Solo trip to Montenegro


Post written by Laura

Being busy with work Chris was unable to make this trip to Montenegro, the stunning little former Yugoslavian treasure. This post therefore focuses on my experiences as a solo traveller on a short European break!

Other than the odd work trip this was only the second time I had travelled completely alone and independently since I had a long solo weekend in Athens in January 2007.

Montenegro was originally named by the Italians and means ‘black mountain’. As mentioned, Montenegro was previously part of Yugoslavia until the war of 1992. Following the war, Montenegro was joined with Serbia before gaining full independence in June 2006.


Day 1 (Monday)

Following a crack of dawn EasyJet flight from Gatwick to Tivat I had arrived at the new and modern Hotel Helada by 11 am. I was thrilled to find this was the perfect choice for me: close to the airport, clean and spacious rooms, a bar and restaurant onsite and a few luxuries such as a huge bed, brilliant shower and comfy bathrobe and slippers!


Tivat is a small modern town with a lovely marina which is lined with outdoor cafes and restaurants. Having been allowed to check into my room on my early arrival I decided to familiarise myself with my surroundings with a stroll around Tivat and a glass of chilled Chardonney at one of the outside cafes. I walked for about 3 or 4 miles along the coast and past the small pebble beaches and into the town before turning back to my hotel.

**Data section**
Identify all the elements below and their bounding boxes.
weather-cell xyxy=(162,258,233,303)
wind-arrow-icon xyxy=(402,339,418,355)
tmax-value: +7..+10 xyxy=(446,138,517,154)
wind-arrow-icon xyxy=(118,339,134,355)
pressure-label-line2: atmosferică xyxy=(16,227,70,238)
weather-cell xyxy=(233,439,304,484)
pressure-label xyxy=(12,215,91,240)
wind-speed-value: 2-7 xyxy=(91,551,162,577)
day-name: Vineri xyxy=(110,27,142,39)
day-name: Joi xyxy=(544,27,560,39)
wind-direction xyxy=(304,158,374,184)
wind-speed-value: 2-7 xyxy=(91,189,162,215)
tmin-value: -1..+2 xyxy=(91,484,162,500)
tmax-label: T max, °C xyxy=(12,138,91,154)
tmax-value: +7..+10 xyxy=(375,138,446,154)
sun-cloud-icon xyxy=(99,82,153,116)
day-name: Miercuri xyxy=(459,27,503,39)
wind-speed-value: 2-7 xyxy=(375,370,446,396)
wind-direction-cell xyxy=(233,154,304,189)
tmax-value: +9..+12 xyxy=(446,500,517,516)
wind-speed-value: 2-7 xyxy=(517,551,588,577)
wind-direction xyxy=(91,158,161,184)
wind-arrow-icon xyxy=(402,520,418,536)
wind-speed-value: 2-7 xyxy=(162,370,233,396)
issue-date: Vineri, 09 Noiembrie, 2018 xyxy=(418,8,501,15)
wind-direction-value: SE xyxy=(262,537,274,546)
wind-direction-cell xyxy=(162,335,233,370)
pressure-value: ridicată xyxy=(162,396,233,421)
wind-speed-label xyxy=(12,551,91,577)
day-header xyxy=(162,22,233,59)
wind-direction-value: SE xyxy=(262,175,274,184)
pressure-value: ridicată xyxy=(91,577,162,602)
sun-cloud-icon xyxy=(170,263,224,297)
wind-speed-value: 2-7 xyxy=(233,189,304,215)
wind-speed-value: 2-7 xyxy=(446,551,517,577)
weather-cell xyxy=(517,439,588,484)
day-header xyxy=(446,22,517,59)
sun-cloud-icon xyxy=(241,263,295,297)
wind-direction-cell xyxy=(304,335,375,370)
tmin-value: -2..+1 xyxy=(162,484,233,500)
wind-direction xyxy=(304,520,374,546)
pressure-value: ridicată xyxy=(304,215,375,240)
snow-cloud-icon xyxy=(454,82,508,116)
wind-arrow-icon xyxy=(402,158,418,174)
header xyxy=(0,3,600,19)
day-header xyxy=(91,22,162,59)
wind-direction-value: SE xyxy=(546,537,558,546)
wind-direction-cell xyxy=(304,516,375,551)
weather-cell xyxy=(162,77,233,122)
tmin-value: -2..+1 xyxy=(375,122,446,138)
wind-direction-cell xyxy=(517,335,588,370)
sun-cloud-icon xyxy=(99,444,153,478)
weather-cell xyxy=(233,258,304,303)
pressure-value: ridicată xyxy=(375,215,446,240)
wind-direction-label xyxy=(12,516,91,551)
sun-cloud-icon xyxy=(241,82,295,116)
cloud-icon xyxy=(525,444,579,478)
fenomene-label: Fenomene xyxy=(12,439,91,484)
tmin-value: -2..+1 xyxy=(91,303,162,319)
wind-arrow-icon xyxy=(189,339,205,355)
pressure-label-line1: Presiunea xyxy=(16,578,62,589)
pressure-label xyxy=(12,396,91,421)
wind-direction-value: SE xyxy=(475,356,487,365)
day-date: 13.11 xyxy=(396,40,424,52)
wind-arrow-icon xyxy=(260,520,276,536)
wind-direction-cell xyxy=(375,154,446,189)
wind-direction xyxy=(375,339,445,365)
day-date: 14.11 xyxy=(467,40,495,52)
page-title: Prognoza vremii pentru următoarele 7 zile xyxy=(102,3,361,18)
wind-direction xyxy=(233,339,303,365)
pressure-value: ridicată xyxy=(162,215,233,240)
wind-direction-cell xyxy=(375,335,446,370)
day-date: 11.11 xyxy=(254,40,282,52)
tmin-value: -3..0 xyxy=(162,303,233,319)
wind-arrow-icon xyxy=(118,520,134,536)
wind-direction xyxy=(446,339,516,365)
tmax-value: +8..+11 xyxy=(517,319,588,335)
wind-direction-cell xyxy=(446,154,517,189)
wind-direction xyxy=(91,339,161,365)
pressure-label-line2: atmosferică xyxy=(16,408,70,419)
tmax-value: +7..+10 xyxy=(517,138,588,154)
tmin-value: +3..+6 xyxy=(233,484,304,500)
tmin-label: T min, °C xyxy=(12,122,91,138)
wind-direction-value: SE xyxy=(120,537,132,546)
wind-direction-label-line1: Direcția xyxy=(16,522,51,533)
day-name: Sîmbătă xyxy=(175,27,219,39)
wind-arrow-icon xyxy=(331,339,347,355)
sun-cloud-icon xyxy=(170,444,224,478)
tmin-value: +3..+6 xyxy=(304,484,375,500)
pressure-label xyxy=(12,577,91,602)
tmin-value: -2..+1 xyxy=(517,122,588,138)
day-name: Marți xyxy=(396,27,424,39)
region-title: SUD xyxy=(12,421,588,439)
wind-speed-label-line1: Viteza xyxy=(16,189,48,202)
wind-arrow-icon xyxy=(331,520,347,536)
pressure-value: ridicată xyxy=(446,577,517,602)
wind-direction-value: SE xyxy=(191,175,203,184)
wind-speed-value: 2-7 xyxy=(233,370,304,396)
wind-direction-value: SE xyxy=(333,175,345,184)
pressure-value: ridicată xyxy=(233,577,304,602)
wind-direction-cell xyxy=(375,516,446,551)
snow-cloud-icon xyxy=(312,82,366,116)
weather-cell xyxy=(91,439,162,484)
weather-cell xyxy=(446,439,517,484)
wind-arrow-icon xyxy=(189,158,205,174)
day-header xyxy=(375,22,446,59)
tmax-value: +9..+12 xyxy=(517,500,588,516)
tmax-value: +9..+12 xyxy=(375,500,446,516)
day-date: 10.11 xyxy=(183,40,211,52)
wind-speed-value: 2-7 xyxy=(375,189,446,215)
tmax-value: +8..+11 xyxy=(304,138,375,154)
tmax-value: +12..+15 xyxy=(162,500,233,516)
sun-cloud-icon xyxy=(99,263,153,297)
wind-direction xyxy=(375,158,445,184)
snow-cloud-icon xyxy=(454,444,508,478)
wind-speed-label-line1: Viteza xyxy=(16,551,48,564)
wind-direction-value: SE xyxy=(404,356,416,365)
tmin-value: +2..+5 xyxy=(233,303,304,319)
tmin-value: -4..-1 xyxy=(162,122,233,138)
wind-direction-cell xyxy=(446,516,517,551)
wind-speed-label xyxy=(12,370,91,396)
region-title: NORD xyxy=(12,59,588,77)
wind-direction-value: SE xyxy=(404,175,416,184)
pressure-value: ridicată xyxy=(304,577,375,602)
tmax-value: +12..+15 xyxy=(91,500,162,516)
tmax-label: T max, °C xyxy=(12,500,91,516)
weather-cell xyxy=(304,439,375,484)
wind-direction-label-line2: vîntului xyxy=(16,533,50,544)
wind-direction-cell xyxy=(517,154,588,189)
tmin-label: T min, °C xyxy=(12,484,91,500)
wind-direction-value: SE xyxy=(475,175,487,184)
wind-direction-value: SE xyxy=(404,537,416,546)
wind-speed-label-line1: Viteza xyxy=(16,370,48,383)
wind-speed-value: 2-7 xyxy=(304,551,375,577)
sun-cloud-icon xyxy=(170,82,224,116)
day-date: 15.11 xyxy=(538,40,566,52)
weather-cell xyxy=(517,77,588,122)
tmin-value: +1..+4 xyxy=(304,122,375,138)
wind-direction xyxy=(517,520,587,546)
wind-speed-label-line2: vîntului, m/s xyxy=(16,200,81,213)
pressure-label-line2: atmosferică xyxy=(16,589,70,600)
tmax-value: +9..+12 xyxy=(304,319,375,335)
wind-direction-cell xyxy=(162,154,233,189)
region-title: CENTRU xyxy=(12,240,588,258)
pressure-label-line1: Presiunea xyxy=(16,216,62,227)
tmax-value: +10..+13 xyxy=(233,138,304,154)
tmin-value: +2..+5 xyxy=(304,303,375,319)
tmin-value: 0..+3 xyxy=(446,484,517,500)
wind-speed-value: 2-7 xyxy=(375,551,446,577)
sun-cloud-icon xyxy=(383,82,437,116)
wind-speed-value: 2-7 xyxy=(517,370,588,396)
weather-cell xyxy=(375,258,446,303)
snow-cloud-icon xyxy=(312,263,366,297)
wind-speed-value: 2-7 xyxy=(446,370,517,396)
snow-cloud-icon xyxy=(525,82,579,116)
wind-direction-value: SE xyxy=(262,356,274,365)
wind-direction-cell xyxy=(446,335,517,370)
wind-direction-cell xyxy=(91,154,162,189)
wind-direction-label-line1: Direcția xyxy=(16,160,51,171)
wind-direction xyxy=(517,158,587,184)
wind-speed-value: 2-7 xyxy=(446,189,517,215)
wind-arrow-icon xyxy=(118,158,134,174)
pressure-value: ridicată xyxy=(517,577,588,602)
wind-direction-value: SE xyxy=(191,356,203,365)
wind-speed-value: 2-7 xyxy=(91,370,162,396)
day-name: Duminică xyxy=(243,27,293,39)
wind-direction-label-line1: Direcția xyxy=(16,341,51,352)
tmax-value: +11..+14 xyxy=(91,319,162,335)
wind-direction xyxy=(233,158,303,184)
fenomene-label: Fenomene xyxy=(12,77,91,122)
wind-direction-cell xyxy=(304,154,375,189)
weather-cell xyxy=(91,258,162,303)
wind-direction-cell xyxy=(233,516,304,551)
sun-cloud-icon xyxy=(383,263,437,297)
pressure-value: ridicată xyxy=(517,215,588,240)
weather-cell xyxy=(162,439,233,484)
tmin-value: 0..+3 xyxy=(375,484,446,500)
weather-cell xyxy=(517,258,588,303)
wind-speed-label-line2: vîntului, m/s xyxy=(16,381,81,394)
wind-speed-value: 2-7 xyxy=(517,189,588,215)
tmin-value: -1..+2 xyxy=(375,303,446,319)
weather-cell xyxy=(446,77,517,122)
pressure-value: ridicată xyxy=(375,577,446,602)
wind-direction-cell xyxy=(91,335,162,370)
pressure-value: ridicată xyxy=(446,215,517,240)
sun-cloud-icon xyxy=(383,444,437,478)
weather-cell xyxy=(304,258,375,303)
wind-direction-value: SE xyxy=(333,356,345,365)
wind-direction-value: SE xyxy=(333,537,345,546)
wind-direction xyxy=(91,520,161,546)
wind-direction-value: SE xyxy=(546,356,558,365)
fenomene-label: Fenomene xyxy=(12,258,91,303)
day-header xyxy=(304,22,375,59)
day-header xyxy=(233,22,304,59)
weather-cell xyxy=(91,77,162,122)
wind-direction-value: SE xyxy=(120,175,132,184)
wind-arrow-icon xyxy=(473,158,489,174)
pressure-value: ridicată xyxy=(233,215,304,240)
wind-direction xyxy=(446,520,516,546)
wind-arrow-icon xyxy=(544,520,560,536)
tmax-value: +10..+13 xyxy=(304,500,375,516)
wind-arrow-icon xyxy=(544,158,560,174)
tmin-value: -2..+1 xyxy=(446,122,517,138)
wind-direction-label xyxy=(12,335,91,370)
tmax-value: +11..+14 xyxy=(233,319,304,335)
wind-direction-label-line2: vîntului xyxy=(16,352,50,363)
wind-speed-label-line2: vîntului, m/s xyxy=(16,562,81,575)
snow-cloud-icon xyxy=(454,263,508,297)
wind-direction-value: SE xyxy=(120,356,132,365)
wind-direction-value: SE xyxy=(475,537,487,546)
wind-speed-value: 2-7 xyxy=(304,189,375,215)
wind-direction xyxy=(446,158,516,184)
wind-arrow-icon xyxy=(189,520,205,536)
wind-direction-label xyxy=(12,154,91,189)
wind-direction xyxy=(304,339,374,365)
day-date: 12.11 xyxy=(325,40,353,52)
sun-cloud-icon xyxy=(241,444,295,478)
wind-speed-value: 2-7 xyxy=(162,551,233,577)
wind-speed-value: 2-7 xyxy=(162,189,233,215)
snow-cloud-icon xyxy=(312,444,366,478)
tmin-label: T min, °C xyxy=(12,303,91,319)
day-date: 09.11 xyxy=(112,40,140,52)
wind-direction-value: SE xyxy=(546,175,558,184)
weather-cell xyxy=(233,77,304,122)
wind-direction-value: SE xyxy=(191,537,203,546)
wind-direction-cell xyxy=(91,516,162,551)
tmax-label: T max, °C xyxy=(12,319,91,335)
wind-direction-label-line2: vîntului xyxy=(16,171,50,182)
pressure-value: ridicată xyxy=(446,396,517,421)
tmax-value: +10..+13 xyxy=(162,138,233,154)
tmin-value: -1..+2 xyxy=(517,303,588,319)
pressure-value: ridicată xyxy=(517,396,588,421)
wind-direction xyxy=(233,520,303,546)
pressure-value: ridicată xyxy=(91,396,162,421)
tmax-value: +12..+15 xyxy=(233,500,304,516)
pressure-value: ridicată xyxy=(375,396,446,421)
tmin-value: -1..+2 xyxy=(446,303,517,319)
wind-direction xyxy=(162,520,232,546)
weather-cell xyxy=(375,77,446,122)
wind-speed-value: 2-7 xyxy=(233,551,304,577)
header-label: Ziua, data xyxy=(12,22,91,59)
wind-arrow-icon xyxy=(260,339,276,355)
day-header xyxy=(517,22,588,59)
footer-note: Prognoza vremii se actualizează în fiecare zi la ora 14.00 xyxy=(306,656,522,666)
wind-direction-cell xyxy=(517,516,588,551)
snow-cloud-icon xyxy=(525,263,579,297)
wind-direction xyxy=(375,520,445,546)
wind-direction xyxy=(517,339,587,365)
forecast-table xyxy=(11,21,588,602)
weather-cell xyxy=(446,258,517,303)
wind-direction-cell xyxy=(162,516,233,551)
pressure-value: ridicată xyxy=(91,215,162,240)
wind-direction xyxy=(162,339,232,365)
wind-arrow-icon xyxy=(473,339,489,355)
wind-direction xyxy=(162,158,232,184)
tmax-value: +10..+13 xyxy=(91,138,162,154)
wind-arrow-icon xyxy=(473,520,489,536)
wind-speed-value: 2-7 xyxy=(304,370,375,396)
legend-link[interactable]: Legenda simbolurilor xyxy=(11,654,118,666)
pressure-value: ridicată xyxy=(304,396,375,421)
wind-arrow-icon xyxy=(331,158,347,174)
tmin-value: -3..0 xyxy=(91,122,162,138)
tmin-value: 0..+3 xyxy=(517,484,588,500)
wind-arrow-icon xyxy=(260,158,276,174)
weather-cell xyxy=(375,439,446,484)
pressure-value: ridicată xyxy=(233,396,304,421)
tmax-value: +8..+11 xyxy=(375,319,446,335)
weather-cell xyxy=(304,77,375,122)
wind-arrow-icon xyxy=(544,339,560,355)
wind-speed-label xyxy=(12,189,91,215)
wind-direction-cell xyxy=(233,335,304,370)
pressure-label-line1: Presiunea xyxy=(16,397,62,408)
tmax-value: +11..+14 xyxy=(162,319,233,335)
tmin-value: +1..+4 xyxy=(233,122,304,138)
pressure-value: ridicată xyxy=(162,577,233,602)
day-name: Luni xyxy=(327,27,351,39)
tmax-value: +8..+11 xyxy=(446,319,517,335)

**What you need to do**
1. List every year mentioned in the Montenegro travel post, in the order they appear.
2. Repeat everything in the Montenegro travel post from "Solo trip to" down to "in June 2006.".
3. Carry on the Montenegro travel post from the point where it stops.

**Solved problems**
1. 2007, 1992, 2006

2.
Solo trip to Montenegro


Post written by Laura

Being busy with work Chris was unable to make this trip to Montenegro, the stunning little former Yugoslavian treasure. This post therefore focuses on my experiences as a solo traveller on a short European break!

Other than the odd work trip this was only the second time I had travelled completely alone and independently since I had a long solo weekend in Athens in January 2007.

Montenegro was originally named by the Italians and means ‘black mountain’. As mentioned, Montenegro was previously part of Yugoslavia until the war of 1992. Following the war, Montenegro was joined with Serbia before gaining full independence in June 2006.

3.
A friend had previously suggested that Kotor (above) would be a lovely place to visit. As Kotor was just a few miles away, the hotel called for a taxi and for 10 Euros I was soon on my way passing through the mountain tunnel and entering the delightful town of Kotor.


Located in the Gulf of Kotor and in complete contrast with Tivat, Kotor was an old walled mediaeval town with cobbled streets, narrow alleys and old churches. It was absolutely gorgeous and I explored the scenic streets with a spring in my step and a huge grin on my face!


Towards the back of the old town you can pay 8 Euros to enter the ruins of the Castle of San Giovanni where you can climb 1350 steps to the top! This was one of the highlights of my trip and offered breathtaking views over the Old Town and across the bay.


I hadn’t had any lunch so feeling hungry after my energetic climb up and back down from the castle I enjoyed a healthy tuna salad in one of the outside cafes overlooking a lovely little square.

Day 2 (Tuesday)

For my second day, rather than getting a taxi I took a local bus from Tivat bus station to the seaside resort of Budva. The journey took about 30 minutes and was around 3-4 Euros each way.


With a weather forecast of rain at midday I had an early breakfast and was on my way to Budva by 08:30. Budva was larger than Tivat or Kotor and whereas Tivat is modern, Kotor is quaint and historic, Budva had a real ‘resort’ feel to it.

Like Kotor, Budva had a historic Old Town with even narrower streets, again filled with shops selling local produce, bars and restaurants.

Budva coast path

I followed the coast round and walked along past the sandy beaches until I reached the headland at the end. At this point, I turned back and re-traced my steps, back through the Old Town, back along past the marina and through a modern shopping center for a couple of miles heading towards the bus station.


Thankfully there was no sign of any rain and before midday I was back at Budva bus station with the intention of taking another bus up to Cetinje, the old capital up in the mountains of Montenegro. Unfortunately the mountain road was closed and there were no buses, so I duly made my way back to Tivat.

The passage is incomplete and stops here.